**Task inputs**

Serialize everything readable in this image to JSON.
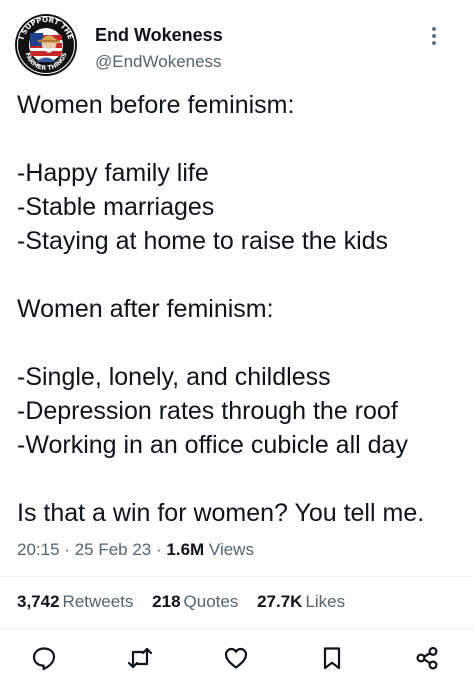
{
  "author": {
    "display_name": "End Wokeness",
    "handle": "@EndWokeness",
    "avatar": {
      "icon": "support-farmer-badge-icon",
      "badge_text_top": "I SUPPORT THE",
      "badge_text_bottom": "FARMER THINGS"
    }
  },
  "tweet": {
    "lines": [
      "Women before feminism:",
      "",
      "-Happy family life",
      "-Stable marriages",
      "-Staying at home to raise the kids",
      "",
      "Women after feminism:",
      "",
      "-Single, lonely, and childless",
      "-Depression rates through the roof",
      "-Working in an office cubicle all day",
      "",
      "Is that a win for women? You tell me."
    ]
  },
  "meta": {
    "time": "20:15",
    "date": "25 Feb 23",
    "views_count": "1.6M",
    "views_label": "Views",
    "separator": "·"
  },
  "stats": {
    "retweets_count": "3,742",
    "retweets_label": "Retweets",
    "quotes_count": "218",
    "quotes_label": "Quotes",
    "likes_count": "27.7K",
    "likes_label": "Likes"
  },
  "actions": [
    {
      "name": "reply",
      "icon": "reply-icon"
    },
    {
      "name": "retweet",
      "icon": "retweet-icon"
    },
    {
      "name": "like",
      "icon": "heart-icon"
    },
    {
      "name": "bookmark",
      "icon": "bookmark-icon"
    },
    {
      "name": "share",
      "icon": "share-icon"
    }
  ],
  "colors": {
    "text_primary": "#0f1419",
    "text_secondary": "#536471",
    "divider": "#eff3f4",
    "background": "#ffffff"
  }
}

**Written request**
Identify lines with the string "icon". Copy each one.

**Worked solution**
      "icon": "support-farmer-badge-icon",
      "icon": "reply-icon"
      "icon": "retweet-icon"
      "icon": "heart-icon"
      "icon": "bookmark-icon"
      "icon": "share-icon"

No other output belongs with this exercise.